WHAT THIS TASK INVOLVES — In the listing below, identify each line with the word "designed" and return those lines.

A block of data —
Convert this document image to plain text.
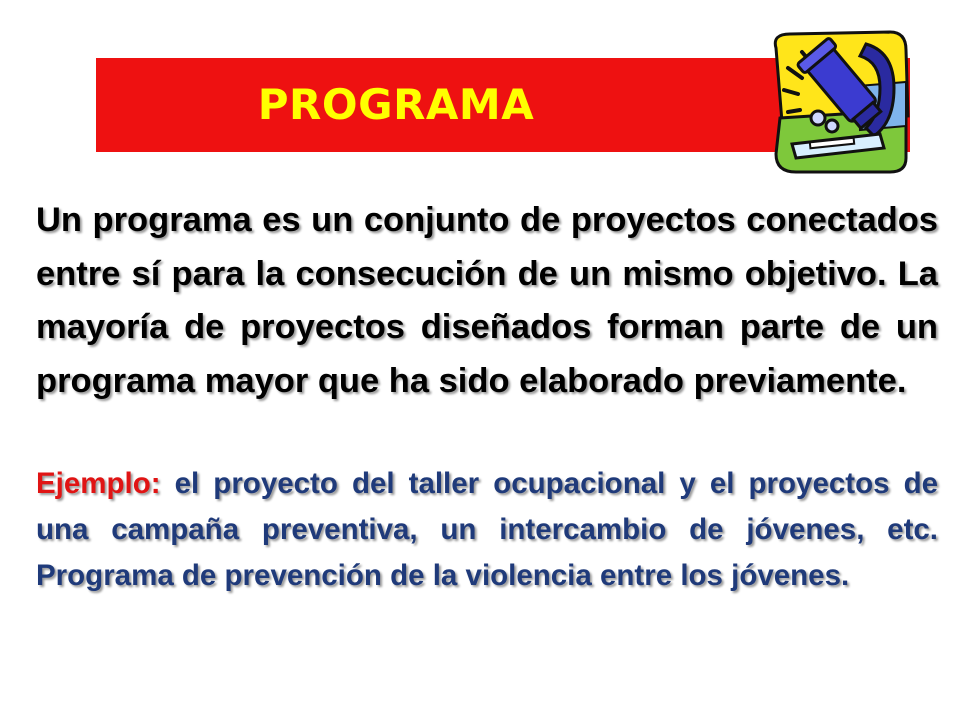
PROGRAMA

Un programa es un conjunto de proyectos conectados entre sí para la consecución de un mismo objetivo. La mayoría de proyectos diseñados forman parte de un programa mayor que ha sido elaborado previamente.

Ejemplo: el proyecto del taller ocupacional y el proyectos de una campaña preventiva, un intercambio de jóvenes, etc. Programa de prevención de la violencia entre los jóvenes.
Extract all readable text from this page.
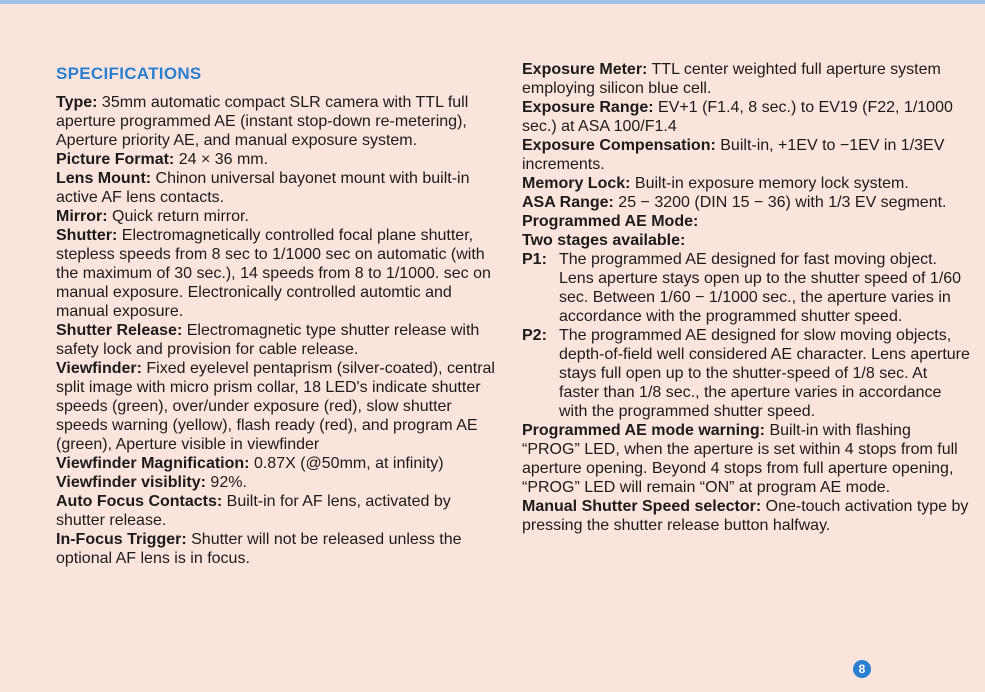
SPECIFICATIONS

Type: 35mm automatic compact SLR camera with TTL full aperture programmed AE (instant stop-down re-metering), Aperture priority AE, and manual exposure system.

Picture Format: 24 × 36 mm.

Lens Mount: Chinon universal bayonet mount with built-in active AF lens contacts.

Mirror: Quick return mirror.

Shutter: Electromagnetically controlled focal plane shutter, stepless speeds from 8 sec to 1/1000 sec on automatic (with the maximum of 30 sec.), 14 speeds from 8 to 1/1000. sec on manual exposure. Electronically controlled automtic and manual exposure.

Shutter Release: Electromagnetic type shutter release with safety lock and provision for cable release.

Viewfinder: Fixed eyelevel pentaprism (silver-coated), central split image with micro prism collar, 18 LED's indicate shutter speeds (green), over/under exposure (red), slow shutter speeds warning (yellow), flash ready (red), and program AE (green), Aperture visible in viewfinder

Viewfinder Magnification: 0.87X (@50mm, at infinity)

Viewfinder visiblity: 92%.

Auto Focus Contacts: Built-in for AF lens, activated by shutter release.

In-Focus Trigger: Shutter will not be released unless the optional AF lens is in focus.

Exposure Meter: TTL center weighted full aperture system employing silicon blue cell.

Exposure Range: EV+1 (F1.4, 8 sec.) to EV19 (F22, 1/1000 sec.) at ASA 100/F1.4

Exposure Compensation: Built-in, +1EV to −1EV in 1/3EV increments.

Memory Lock: Built-in exposure memory lock system.

ASA Range: 25 − 3200 (DIN 15 − 36) with 1/3 EV segment.

Programmed AE Mode:

Two stages available:

P1: The programmed AE designed for fast moving object. Lens aperture stays open up to the shutter speed of 1/60 sec. Between 1/60 − 1/1000 sec., the aperture varies in accordance with the programmed shutter speed.
P2: The programmed AE designed for slow moving objects, depth-of-field well considered AE character. Lens aperture stays full open up to the shutter-speed of 1/8 sec. At faster than 1/8 sec., the aperture varies in accordance with the programmed shutter speed.

Programmed AE mode warning: Built-in with flashing “PROG” LED, when the aperture is set within 4 stops from full aperture opening. Beyond 4 stops from full aperture opening, “PROG” LED will remain “ON” at program AE mode.

Manual Shutter Speed selector: One-touch activation type by pressing the shutter release button halfway.

8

WRITTEN RESPONSE —
P1: The programmed AE designed for fast moving object. Lens aperture stays open up to the shutter speed of 1/60 sec. Between 1/60 − 1/1000 sec., the aperture varies in accordance with the programmed shutter speed.
P2: The programmed AE designed for slow moving objects, depth-of-field well considered AE character. Lens aperture stays full open up to the shutter-speed of 1/8 sec. At faster than 1/8 sec., the aperture varies in accordance with the programmed shutter speed.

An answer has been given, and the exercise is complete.